In the data below, replace "Morrisville Employee" with "Campus Employee" everywhere it occurs, keep every other line unchanged, and leave out the pictures.

# RECORDS FOR THE TASK:
----------

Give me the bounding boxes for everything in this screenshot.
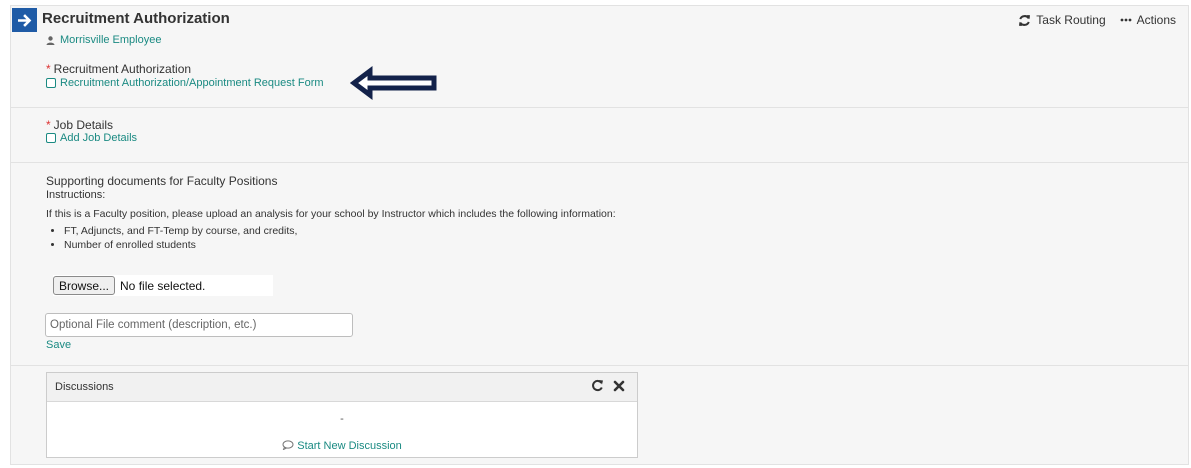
file-comment-input[interactable] (45, 313, 353, 337)
task-routing-button[interactable]: Task Routing (1018, 13, 1106, 27)
user-icon (46, 35, 55, 45)
arrow-right-icon (17, 13, 31, 27)
ellipsis-icon (1120, 18, 1132, 22)
job-section-label: * Job Details (46, 118, 113, 132)
annotation-arrow-icon (350, 66, 437, 100)
recruitment-form-link[interactable]: Recruitment Authorization/Appointment Re… (46, 77, 324, 89)
toolbar: Task Routing Actions (1018, 13, 1176, 27)
required-marker: * (46, 62, 51, 76)
task-routing-label: Task Routing (1036, 13, 1106, 27)
discussions-title: Discussions (55, 381, 114, 393)
file-upload: Browse... No file selected. (53, 275, 273, 296)
form-checkbox-icon (46, 133, 56, 143)
open-task-button[interactable] (12, 8, 37, 32)
list-item: FT, Adjuncts, and FT-Temp by course, and… (64, 224, 297, 238)
list-item: Number of enrolled students (64, 238, 297, 252)
page-title: Recruitment Authorization (42, 10, 230, 27)
comment-icon (282, 440, 294, 451)
owner-link[interactable]: Morrisville Employee (46, 34, 161, 46)
section-divider (10, 162, 1189, 163)
add-job-details-text: Add Job Details (60, 132, 138, 144)
discussions-empty: - (340, 413, 344, 425)
recruitment-form-link-text: Recruitment Authorization/Appointment Re… (60, 77, 324, 89)
start-discussion-text: Start New Discussion (297, 440, 402, 452)
required-marker: * (46, 118, 51, 132)
browse-button[interactable]: Browse... (53, 276, 116, 295)
discussions-header: Discussions (47, 373, 637, 402)
save-link[interactable]: Save (46, 339, 71, 351)
form-checkbox-icon (46, 78, 56, 88)
recruitment-section-label: * Recruitment Authorization (46, 62, 191, 76)
discussions-controls (591, 379, 625, 392)
recruitment-label-text: Recruitment Authorization (53, 62, 192, 76)
section-divider (10, 107, 1189, 108)
instructions-label: Instructions: (46, 189, 106, 201)
instructions-text: If this is a Faculty position, please up… (46, 208, 616, 220)
owner-name: Morrisville Employee (60, 34, 162, 46)
instructions-list: FT, Adjuncts, and FT-Temp by course, and… (52, 224, 297, 252)
close-icon[interactable] (613, 380, 625, 392)
refresh-icon[interactable] (591, 379, 604, 392)
job-label-text: Job Details (53, 118, 114, 132)
actions-menu-button[interactable]: Actions (1120, 13, 1176, 27)
discussions-panel: Discussions - Start New Discussion (46, 372, 638, 458)
supporting-docs-label: Supporting documents for Faculty Positio… (46, 174, 278, 188)
add-job-details-link[interactable]: Add Job Details (46, 132, 137, 144)
actions-label: Actions (1136, 13, 1176, 27)
file-status: No file selected. (120, 278, 206, 293)
section-divider (10, 365, 1189, 366)
start-discussion-link[interactable]: Start New Discussion (47, 440, 637, 452)
refresh-icon (1019, 14, 1031, 26)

----------

# TASK RESPONSE:
Give me the bounding boxes for everything in this screenshot.
file-comment-input[interactable] (45, 313, 353, 337)
task-routing-button[interactable]: Task Routing (1018, 13, 1106, 27)
user-icon (46, 35, 55, 45)
arrow-right-icon (17, 13, 31, 27)
ellipsis-icon (1120, 18, 1132, 22)
job-section-label: * Job Details (46, 118, 113, 132)
annotation-arrow-icon (350, 66, 437, 100)
recruitment-form-link[interactable]: Recruitment Authorization/Appointment Re… (46, 77, 324, 89)
toolbar: Task Routing Actions (1018, 13, 1176, 27)
required-marker: * (46, 62, 51, 76)
task-routing-label: Task Routing (1036, 13, 1106, 27)
discussions-title: Discussions (55, 381, 114, 393)
file-upload: Browse... No file selected. (53, 275, 273, 296)
form-checkbox-icon (46, 133, 56, 143)
open-task-button[interactable] (12, 8, 37, 32)
list-item: FT, Adjuncts, and FT-Temp by course, and… (64, 224, 297, 238)
list-item: Number of enrolled students (64, 238, 297, 252)
page-title: Recruitment Authorization (42, 10, 230, 27)
comment-icon (282, 440, 294, 451)
owner-link[interactable]: Campus Employee (46, 34, 161, 46)
section-divider (10, 162, 1189, 163)
add-job-details-text: Add Job Details (60, 132, 138, 144)
discussions-empty: - (340, 413, 344, 425)
recruitment-form-link-text: Recruitment Authorization/Appointment Re… (60, 77, 324, 89)
start-discussion-text: Start New Discussion (297, 440, 402, 452)
required-marker: * (46, 118, 51, 132)
browse-button[interactable]: Browse... (53, 276, 116, 295)
discussions-header: Discussions (47, 373, 637, 402)
save-link[interactable]: Save (46, 339, 71, 351)
form-checkbox-icon (46, 78, 56, 88)
recruitment-section-label: * Recruitment Authorization (46, 62, 191, 76)
discussions-controls (591, 379, 625, 392)
recruitment-label-text: Recruitment Authorization (53, 62, 192, 76)
section-divider (10, 107, 1189, 108)
instructions-label: Instructions: (46, 189, 106, 201)
instructions-text: If this is a Faculty position, please up… (46, 208, 616, 220)
owner-name: Campus Employee (60, 34, 162, 46)
instructions-list: FT, Adjuncts, and FT-Temp by course, and… (52, 224, 297, 252)
close-icon[interactable] (613, 380, 625, 392)
refresh-icon[interactable] (591, 379, 604, 392)
job-label-text: Job Details (53, 118, 114, 132)
actions-menu-button[interactable]: Actions (1120, 13, 1176, 27)
discussions-panel: Discussions - Start New Discussion (46, 372, 638, 458)
supporting-docs-label: Supporting documents for Faculty Positio… (46, 174, 278, 188)
add-job-details-link[interactable]: Add Job Details (46, 132, 137, 144)
actions-label: Actions (1136, 13, 1176, 27)
file-status: No file selected. (120, 278, 206, 293)
section-divider (10, 365, 1189, 366)
start-discussion-link[interactable]: Start New Discussion (47, 440, 637, 452)
refresh-icon (1019, 14, 1031, 26)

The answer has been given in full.